WHAT THE EXERCISE ASKS:
The entries need to be copied exactly.

SOURCE INFORMATION:
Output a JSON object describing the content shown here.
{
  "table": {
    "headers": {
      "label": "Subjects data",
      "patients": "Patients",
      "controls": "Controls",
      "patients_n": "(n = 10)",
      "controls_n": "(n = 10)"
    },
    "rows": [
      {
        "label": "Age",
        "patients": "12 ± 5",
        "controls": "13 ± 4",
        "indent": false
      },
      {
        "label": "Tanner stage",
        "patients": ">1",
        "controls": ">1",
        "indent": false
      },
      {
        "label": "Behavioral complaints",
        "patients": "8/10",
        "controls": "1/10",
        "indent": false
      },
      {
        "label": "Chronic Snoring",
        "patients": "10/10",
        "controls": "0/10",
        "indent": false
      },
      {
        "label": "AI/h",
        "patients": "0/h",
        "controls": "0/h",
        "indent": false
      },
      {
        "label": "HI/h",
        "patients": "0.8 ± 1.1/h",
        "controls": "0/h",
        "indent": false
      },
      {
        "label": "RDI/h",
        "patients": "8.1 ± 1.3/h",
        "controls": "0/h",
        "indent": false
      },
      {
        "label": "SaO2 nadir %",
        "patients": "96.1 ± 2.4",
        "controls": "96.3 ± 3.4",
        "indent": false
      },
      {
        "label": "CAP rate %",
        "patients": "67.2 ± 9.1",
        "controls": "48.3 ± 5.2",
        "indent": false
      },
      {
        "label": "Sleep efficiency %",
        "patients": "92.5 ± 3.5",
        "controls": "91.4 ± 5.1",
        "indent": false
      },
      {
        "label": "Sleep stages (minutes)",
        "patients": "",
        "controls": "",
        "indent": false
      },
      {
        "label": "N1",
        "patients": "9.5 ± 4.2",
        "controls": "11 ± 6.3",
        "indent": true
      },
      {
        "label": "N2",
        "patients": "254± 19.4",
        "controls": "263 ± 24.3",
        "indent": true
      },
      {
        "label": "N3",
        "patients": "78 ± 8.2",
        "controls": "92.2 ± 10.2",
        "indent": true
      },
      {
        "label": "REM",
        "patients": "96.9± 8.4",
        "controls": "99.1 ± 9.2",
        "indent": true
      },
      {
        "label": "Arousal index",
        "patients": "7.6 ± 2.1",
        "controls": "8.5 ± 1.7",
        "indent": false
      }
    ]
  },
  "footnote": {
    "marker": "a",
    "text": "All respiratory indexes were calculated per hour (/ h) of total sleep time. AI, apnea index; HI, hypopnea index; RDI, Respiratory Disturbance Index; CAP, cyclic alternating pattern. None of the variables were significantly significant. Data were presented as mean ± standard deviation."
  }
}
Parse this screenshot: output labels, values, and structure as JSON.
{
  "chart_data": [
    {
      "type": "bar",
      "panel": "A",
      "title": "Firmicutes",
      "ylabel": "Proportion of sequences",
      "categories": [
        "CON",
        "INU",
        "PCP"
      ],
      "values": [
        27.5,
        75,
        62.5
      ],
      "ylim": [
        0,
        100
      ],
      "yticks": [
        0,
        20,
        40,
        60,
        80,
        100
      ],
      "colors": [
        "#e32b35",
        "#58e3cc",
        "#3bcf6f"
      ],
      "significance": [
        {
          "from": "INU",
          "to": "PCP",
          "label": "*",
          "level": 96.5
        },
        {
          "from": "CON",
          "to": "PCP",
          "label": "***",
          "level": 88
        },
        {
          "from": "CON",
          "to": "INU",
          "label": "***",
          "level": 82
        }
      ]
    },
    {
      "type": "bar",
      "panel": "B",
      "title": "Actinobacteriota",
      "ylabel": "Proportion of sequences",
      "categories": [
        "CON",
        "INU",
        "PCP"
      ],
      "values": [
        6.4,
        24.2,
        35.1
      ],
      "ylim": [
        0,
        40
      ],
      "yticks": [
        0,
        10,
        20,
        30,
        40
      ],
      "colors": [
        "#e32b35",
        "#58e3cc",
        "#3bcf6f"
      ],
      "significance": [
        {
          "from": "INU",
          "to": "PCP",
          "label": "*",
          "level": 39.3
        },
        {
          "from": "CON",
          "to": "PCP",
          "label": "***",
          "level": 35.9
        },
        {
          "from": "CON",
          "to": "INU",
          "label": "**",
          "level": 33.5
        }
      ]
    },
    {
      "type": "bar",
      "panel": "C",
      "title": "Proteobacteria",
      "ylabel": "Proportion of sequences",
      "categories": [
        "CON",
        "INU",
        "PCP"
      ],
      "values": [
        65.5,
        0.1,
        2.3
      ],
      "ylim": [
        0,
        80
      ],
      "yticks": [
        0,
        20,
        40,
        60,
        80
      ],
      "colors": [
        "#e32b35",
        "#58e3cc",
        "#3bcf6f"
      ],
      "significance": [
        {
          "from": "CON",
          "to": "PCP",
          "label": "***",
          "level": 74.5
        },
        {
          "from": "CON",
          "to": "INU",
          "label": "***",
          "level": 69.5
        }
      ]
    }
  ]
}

ANSWER TO THE PROBLEM:
Output a JSON object describing the content shown here.
{
  "table": {
    "headers": {
      "label": "Subjects data",
      "patients": "Patients",
      "controls": "Controls",
      "patients_n": "(n = 10)",
      "controls_n": "(n = 10)"
    },
    "rows": [
      {
        "label": "Age",
        "patients": "12 ± 5",
        "controls": "13 ± 4",
        "indent": false
      },
      {
        "label": "Tanner stage",
        "patients": ">1",
        "controls": ">1",
        "indent": false
      },
      {
        "label": "Behavioral complaints",
        "patients": "8/10",
        "controls": "1/10",
        "indent": false
      },
      {
        "label": "Chronic Snoring",
        "patients": "10/10",
        "controls": "0/10",
        "indent": false
      },
      {
        "label": "AI/h",
        "patients": "0/h",
        "controls": "0/h",
        "indent": false
      },
      {
        "label": "HI/h",
        "patients": "0.8 ± 1.1/h",
        "controls": "0/h",
        "indent": false
      },
      {
        "label": "RDI/h",
        "patients": "8.1 ± 1.3/h",
        "controls": "0/h",
        "indent": false
      },
      {
        "label": "SaO2 nadir %",
        "patients": "96.1 ± 2.4",
        "controls": "96.3 ± 3.4",
        "indent": false
      },
      {
        "label": "CAP rate %",
        "patients": "67.2 ± 9.1",
        "controls": "48.3 ± 5.2",
        "indent": false
      },
      {
        "label": "Sleep efficiency %",
        "patients": "92.5 ± 3.5",
        "controls": "91.4 ± 5.1",
        "indent": false
      },
      {
        "label": "Sleep stages (minutes)",
        "patients": "",
        "controls": "",
        "indent": false
      },
      {
        "label": "N1",
        "patients": "9.5 ± 4.2",
        "controls": "11 ± 6.3",
        "indent": true
      },
      {
        "label": "N2",
        "patients": "254± 19.4",
        "controls": "263 ± 24.3",
        "indent": true
      },
      {
        "label": "N3",
        "patients": "78 ± 8.2",
        "controls": "92.2 ± 10.2",
        "indent": true
      },
      {
        "label": "REM",
        "patients": "96.9± 8.4",
        "controls": "99.1 ± 9.2",
        "indent": true
      },
      {
        "label": "Arousal index",
        "patients": "7.6 ± 2.1",
        "controls": "8.5 ± 1.7",
        "indent": false
      }
    ]
  },
  "footnote": {
    "marker": "a",
    "text": "All respiratory indexes were calculated per hour (/ h) of total sleep time. AI, apnea index; HI, hypopnea index; RDI, Respiratory Disturbance Index; CAP, cyclic alternating pattern. None of the variables were significantly significant. Data were presented as mean ± standard deviation."
  }
}
Parse this screenshot: output labels, values, and structure as JSON.
{
  "chart_data": [
    {
      "type": "bar",
      "panel": "A",
      "title": "Firmicutes",
      "ylabel": "Proportion of sequences",
      "categories": [
        "CON",
        "INU",
        "PCP"
      ],
      "values": [
        27.5,
        75,
        62.5
      ],
      "ylim": [
        0,
        100
      ],
      "yticks": [
        0,
        20,
        40,
        60,
        80,
        100
      ],
      "colors": [
        "#e32b35",
        "#58e3cc",
        "#3bcf6f"
      ],
      "significance": [
        {
          "from": "INU",
          "to": "PCP",
          "label": "*",
          "level": 96.5
        },
        {
          "from": "CON",
          "to": "PCP",
          "label": "***",
          "level": 88
        },
        {
          "from": "CON",
          "to": "INU",
          "label": "***",
          "level": 82
        }
      ]
    },
    {
      "type": "bar",
      "panel": "B",
      "title": "Actinobacteriota",
      "ylabel": "Proportion of sequences",
      "categories": [
        "CON",
        "INU",
        "PCP"
      ],
      "values": [
        6.4,
        24.2,
        35.1
      ],
      "ylim": [
        0,
        40
      ],
      "yticks": [
        0,
        10,
        20,
        30,
        40
      ],
      "colors": [
        "#e32b35",
        "#58e3cc",
        "#3bcf6f"
      ],
      "significance": [
        {
          "from": "INU",
          "to": "PCP",
          "label": "*",
          "level": 39.3
        },
        {
          "from": "CON",
          "to": "PCP",
          "label": "***",
          "level": 35.9
        },
        {
          "from": "CON",
          "to": "INU",
          "label": "**",
          "level": 33.5
        }
      ]
    },
    {
      "type": "bar",
      "panel": "C",
      "title": "Proteobacteria",
      "ylabel": "Proportion of sequences",
      "categories": [
        "CON",
        "INU",
        "PCP"
      ],
      "values": [
        65.5,
        0.1,
        2.3
      ],
      "ylim": [
        0,
        80
      ],
      "yticks": [
        0,
        20,
        40,
        60,
        80
      ],
      "colors": [
        "#e32b35",
        "#58e3cc",
        "#3bcf6f"
      ],
      "significance": [
        {
          "from": "CON",
          "to": "PCP",
          "label": "***",
          "level": 74.5
        },
        {
          "from": "CON",
          "to": "INU",
          "label": "***",
          "level": 69.5
        }
      ]
    }
  ]
}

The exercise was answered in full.